Gather every line from the entries below that includes "type".

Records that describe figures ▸
━━━━━━━━━━━━━━━━━━━━━━━━━━━━━━

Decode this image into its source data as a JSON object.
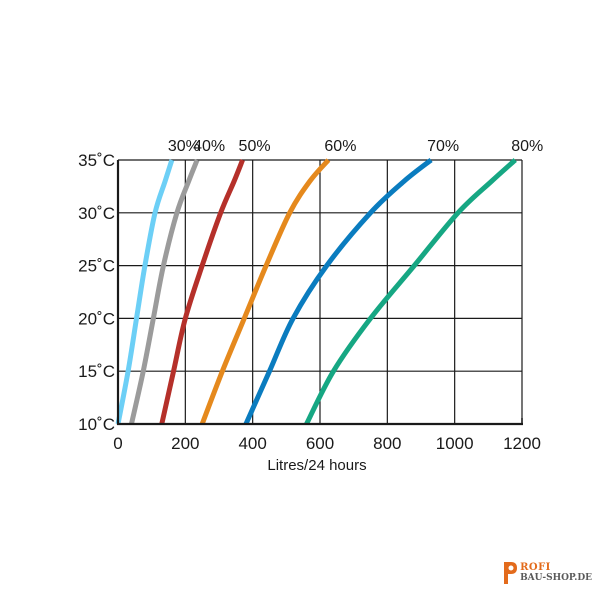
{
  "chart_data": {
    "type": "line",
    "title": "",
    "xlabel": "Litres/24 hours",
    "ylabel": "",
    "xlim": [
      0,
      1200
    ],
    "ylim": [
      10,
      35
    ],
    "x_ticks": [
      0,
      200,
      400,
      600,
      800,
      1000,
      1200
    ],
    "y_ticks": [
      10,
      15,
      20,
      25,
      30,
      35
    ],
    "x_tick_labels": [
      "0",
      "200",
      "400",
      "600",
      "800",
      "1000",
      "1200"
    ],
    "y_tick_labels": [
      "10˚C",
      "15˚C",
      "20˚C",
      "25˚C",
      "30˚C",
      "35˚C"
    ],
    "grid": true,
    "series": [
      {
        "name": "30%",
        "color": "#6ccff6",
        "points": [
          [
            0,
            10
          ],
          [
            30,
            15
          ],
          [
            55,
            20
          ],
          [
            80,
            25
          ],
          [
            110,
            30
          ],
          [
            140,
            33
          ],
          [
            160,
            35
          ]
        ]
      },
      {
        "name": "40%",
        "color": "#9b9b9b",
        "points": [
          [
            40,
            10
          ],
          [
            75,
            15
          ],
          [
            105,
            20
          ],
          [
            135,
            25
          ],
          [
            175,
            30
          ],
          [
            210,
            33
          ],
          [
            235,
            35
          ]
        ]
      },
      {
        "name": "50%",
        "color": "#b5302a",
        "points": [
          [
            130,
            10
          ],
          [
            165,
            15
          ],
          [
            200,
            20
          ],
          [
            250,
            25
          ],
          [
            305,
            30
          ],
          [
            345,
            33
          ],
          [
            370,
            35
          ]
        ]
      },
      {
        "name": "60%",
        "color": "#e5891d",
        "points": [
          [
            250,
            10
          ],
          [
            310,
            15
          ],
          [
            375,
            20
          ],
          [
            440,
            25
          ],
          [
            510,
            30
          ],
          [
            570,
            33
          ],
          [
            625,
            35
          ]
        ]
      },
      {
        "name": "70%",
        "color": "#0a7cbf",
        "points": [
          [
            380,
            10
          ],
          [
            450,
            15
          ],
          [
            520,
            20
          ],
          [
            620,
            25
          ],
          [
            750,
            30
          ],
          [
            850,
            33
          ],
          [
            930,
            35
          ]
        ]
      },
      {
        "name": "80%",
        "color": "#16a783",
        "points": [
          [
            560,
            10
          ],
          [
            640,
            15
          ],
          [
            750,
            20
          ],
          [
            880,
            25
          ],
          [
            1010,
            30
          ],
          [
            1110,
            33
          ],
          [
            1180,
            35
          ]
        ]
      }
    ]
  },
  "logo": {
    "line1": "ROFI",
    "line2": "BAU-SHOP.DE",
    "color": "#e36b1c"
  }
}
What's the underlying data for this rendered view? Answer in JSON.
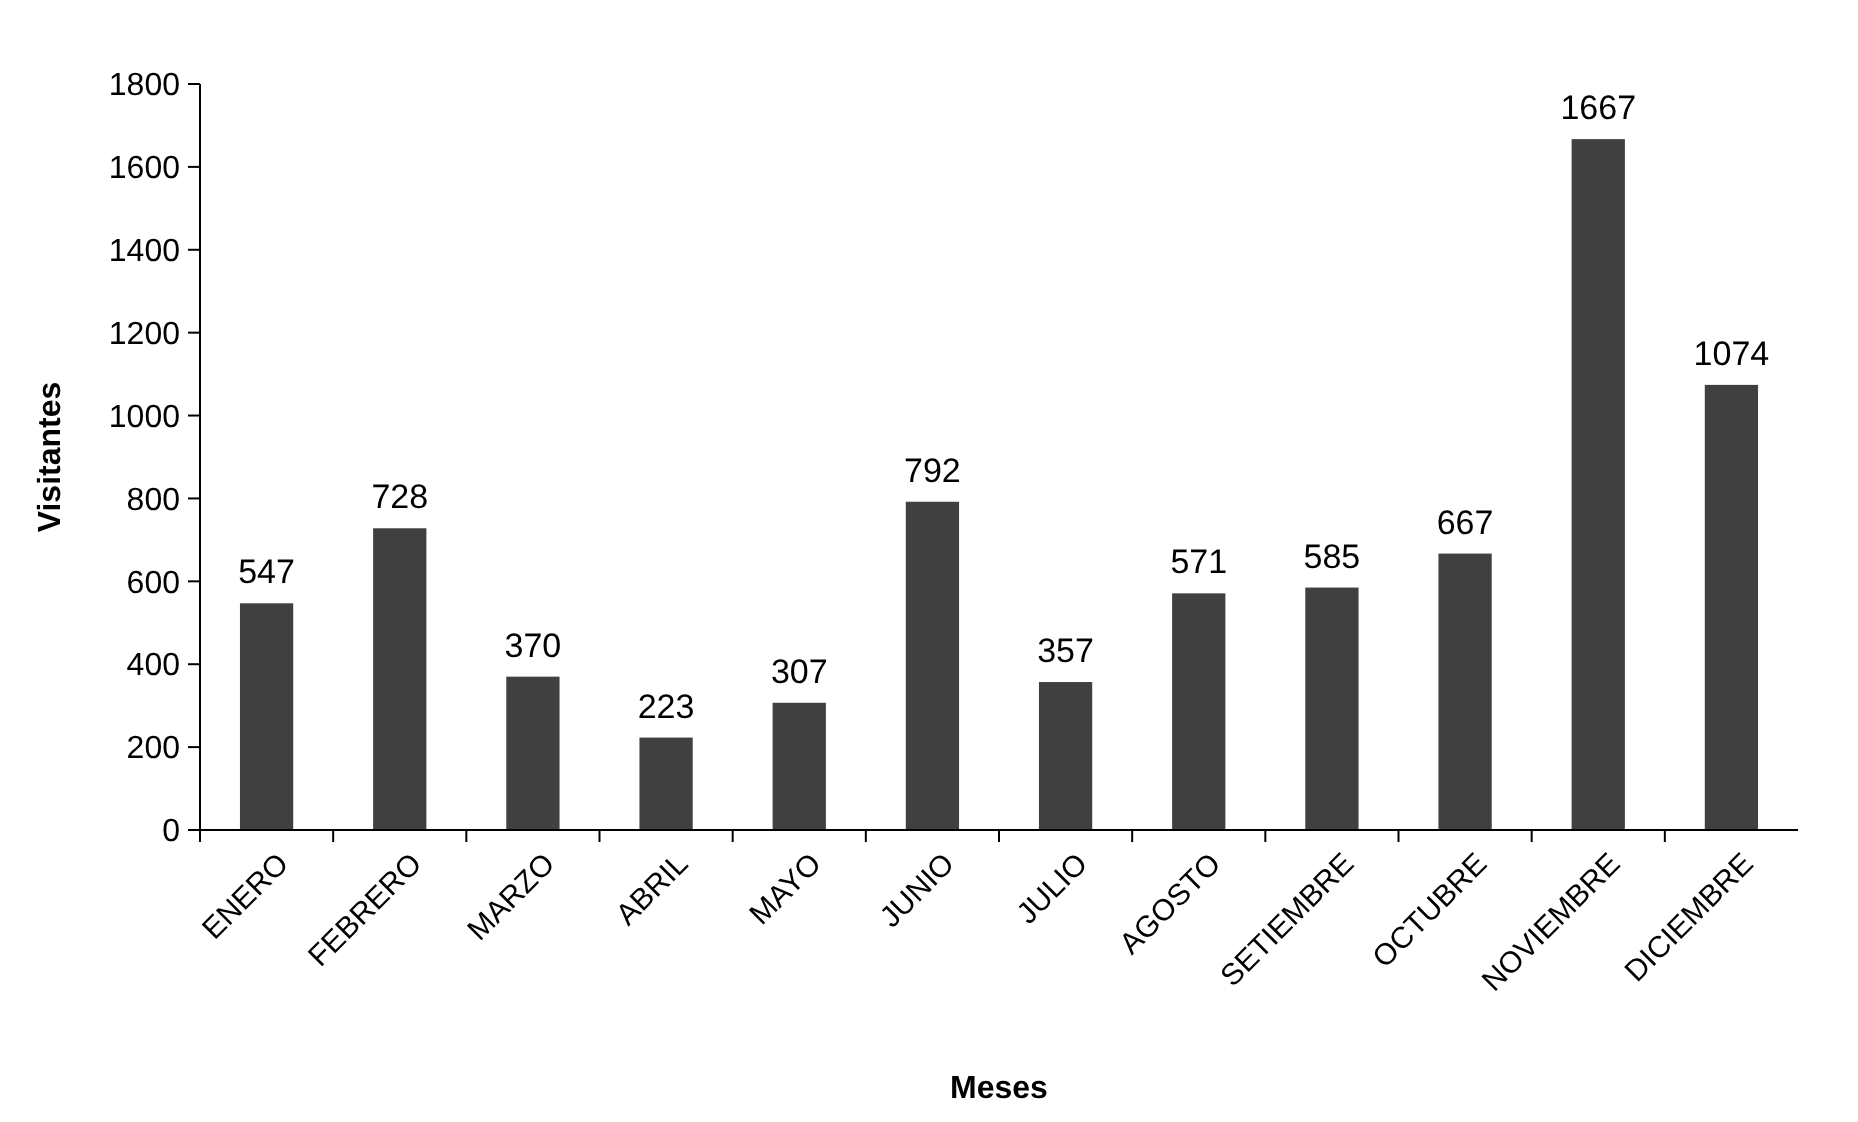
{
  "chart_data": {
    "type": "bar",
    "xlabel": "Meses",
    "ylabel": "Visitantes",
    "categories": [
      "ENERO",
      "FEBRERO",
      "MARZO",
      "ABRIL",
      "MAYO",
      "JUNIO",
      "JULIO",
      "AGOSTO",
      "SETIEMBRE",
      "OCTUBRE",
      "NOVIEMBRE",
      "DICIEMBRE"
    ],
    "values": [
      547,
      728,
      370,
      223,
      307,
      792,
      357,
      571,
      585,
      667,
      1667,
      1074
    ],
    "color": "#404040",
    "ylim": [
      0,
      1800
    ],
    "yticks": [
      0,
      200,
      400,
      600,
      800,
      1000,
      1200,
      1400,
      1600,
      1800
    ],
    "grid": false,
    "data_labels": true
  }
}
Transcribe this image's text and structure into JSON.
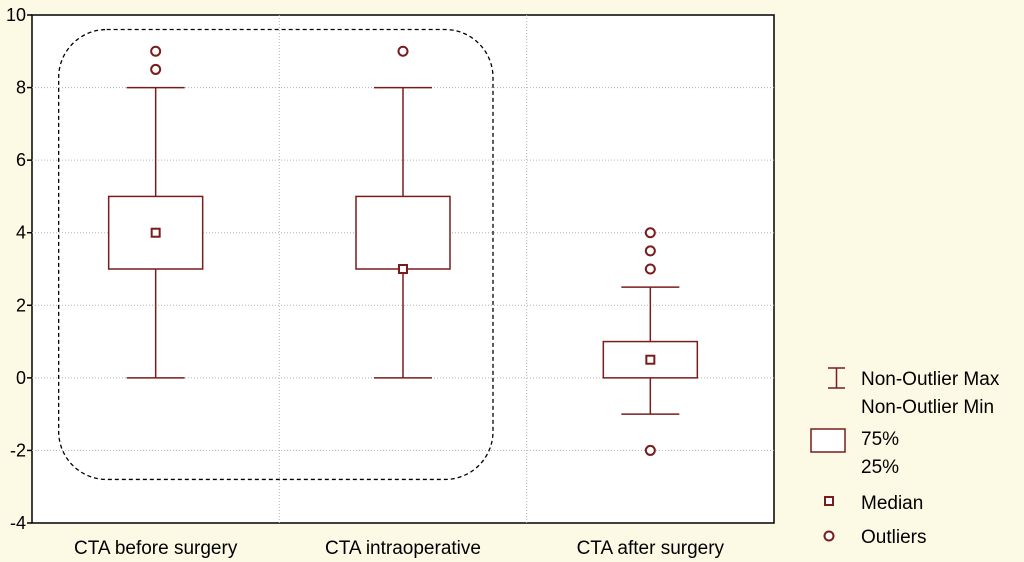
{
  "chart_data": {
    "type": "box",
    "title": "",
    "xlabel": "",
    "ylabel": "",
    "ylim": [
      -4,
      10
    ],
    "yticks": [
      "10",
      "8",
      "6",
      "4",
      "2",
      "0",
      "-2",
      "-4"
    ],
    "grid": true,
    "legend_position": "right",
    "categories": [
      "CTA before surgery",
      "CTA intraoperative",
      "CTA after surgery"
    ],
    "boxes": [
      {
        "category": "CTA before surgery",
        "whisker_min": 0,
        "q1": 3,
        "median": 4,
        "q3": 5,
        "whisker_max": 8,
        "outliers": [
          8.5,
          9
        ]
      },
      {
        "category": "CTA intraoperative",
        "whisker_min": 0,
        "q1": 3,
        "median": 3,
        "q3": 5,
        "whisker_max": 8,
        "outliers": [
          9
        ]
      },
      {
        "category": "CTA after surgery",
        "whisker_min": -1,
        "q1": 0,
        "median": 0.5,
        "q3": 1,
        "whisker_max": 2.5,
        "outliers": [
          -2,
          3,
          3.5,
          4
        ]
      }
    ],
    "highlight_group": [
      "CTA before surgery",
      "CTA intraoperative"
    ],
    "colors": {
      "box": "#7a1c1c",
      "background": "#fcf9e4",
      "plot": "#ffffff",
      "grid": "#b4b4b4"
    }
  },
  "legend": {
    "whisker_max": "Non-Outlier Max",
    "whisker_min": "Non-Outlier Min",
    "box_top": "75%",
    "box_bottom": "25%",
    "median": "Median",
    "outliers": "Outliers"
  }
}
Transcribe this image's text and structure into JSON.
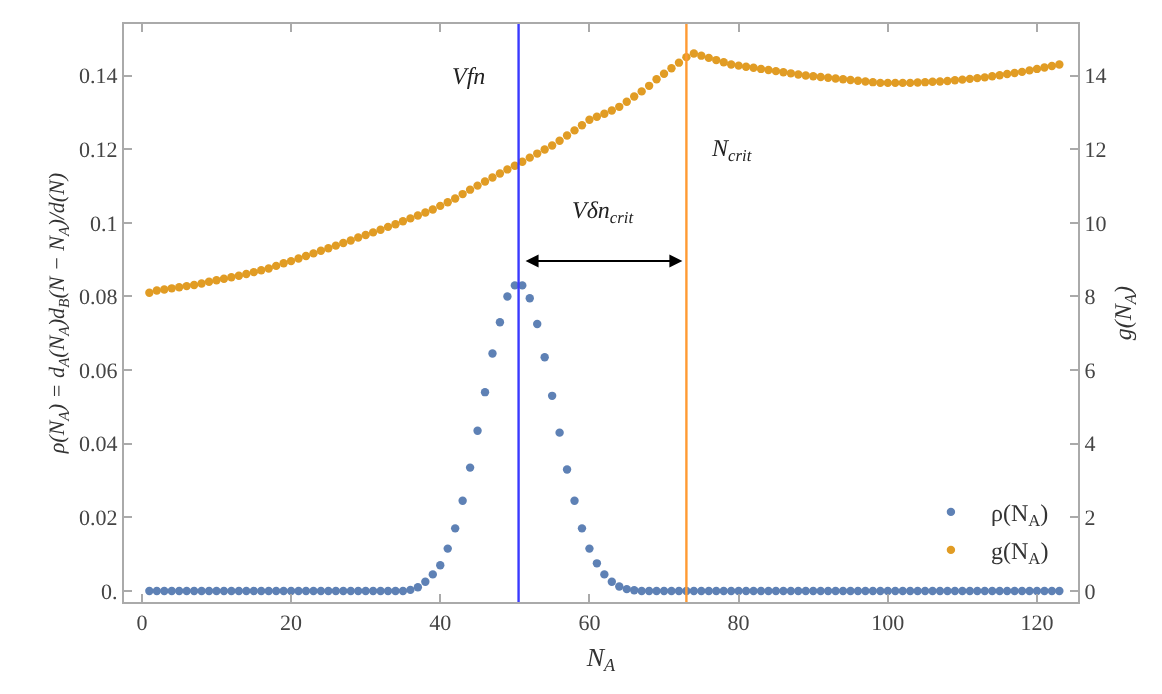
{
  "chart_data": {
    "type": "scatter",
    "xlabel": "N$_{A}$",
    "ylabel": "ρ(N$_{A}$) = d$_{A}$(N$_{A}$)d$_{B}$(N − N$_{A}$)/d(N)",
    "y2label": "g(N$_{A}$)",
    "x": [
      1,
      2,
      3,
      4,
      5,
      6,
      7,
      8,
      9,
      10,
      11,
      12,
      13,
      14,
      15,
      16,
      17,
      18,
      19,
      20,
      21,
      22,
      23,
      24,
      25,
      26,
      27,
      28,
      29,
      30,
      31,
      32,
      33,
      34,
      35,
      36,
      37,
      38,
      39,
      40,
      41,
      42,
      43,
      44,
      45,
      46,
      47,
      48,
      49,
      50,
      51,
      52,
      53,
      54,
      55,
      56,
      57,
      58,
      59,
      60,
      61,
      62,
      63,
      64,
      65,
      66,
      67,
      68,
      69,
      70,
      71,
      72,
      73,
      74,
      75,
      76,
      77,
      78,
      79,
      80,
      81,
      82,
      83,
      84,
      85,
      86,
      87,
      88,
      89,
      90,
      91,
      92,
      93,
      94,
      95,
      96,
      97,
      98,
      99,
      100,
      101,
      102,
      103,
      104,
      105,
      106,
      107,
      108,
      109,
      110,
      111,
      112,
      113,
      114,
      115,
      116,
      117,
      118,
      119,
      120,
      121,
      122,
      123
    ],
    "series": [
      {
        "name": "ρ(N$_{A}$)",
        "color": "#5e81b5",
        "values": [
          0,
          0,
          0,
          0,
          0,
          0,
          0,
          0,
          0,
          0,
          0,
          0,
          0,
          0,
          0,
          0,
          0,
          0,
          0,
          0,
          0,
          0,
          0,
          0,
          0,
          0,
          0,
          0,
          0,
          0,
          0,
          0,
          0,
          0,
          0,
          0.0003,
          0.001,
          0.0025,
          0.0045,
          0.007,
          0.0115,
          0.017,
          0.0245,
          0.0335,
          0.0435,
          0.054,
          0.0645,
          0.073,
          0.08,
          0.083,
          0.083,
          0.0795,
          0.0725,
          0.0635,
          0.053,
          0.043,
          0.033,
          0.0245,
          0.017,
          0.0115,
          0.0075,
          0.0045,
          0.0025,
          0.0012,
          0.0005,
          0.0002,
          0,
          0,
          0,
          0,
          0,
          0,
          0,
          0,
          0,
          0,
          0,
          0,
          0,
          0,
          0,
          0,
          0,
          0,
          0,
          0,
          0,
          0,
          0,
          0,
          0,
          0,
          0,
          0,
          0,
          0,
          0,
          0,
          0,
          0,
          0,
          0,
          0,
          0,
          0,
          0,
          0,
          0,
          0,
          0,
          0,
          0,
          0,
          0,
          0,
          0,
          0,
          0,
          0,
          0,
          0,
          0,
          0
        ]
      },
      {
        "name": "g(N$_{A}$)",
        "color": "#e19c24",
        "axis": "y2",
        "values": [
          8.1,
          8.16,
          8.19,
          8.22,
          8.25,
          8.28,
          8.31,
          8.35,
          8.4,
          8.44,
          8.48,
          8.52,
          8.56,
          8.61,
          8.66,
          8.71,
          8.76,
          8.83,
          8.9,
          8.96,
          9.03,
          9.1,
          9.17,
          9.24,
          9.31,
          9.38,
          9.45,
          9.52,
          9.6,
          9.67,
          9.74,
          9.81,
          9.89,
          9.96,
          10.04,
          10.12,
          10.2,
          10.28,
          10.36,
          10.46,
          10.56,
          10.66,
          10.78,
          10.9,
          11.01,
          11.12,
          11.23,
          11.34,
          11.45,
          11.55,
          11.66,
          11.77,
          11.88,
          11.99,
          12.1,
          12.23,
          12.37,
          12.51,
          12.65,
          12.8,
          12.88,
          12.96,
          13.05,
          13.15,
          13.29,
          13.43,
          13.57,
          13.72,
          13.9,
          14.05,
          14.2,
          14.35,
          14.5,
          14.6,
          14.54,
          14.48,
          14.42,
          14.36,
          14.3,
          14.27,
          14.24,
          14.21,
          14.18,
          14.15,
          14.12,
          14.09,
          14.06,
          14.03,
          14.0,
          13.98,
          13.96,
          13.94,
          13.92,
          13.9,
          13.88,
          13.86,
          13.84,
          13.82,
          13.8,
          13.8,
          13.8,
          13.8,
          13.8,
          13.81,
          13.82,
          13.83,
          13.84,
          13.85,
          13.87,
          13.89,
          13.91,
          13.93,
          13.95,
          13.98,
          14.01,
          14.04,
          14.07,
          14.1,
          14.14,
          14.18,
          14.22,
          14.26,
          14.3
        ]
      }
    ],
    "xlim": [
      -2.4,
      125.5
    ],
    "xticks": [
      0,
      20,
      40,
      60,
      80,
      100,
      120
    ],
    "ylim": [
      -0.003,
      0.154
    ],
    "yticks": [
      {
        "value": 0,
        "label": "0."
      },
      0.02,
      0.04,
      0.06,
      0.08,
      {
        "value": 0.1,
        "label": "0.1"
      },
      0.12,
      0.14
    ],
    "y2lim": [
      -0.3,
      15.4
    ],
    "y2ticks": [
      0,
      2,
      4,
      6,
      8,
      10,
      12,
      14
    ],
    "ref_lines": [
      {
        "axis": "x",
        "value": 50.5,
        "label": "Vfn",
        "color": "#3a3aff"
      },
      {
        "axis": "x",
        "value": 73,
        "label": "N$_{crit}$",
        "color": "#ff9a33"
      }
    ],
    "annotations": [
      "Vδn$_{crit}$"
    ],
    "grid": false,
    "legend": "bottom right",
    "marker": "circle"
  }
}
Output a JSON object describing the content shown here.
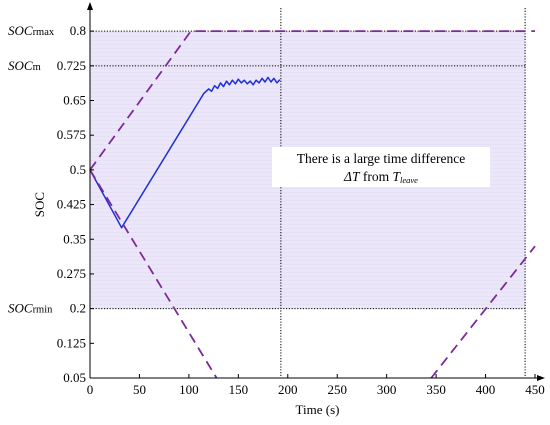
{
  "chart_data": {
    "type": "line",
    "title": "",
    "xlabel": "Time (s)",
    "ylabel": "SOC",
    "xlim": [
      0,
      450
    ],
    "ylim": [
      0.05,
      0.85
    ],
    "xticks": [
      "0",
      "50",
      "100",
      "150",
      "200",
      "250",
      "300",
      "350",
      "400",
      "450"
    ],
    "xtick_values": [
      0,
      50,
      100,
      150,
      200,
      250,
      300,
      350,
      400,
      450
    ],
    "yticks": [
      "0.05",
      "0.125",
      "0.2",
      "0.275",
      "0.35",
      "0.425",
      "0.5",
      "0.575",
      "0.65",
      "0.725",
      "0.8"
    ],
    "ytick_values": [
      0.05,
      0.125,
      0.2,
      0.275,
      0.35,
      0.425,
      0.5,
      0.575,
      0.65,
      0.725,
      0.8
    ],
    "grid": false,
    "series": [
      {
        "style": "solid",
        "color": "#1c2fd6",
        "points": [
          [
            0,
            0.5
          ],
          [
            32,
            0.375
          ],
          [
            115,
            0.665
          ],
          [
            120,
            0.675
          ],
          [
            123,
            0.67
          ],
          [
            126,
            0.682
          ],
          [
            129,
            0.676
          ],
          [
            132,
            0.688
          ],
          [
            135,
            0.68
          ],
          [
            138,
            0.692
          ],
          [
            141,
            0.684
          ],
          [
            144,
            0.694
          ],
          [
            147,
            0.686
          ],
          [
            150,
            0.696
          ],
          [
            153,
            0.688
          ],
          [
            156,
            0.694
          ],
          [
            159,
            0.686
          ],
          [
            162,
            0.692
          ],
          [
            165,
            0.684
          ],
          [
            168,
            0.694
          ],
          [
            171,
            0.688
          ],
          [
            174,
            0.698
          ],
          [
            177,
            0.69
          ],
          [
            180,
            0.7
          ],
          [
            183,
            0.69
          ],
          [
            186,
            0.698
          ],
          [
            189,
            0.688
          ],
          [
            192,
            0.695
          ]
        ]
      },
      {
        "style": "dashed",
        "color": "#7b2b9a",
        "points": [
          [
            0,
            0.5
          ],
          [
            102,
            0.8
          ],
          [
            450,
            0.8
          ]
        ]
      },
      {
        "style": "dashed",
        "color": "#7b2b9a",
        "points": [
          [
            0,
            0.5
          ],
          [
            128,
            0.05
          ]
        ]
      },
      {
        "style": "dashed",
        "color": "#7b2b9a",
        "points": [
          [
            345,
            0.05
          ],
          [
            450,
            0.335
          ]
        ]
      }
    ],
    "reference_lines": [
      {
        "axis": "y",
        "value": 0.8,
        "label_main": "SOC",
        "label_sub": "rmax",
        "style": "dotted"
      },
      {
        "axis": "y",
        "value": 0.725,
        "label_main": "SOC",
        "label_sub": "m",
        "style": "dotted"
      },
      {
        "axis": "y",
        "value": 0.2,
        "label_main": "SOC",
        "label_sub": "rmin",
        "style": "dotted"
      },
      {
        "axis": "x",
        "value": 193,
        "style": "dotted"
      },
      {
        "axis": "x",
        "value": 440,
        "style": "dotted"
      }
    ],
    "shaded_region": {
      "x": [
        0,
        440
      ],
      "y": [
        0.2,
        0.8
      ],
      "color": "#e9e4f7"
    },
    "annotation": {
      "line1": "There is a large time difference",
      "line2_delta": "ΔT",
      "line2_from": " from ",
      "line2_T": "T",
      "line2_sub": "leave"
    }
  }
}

━━━━━━━━━━━━━━━━━━━━━━━━━━━━━━

Output of the exercise ▸
    "type": "line",
    "type": "bar",
    "type": "box",
    "type": "scatter",
    "type": "line",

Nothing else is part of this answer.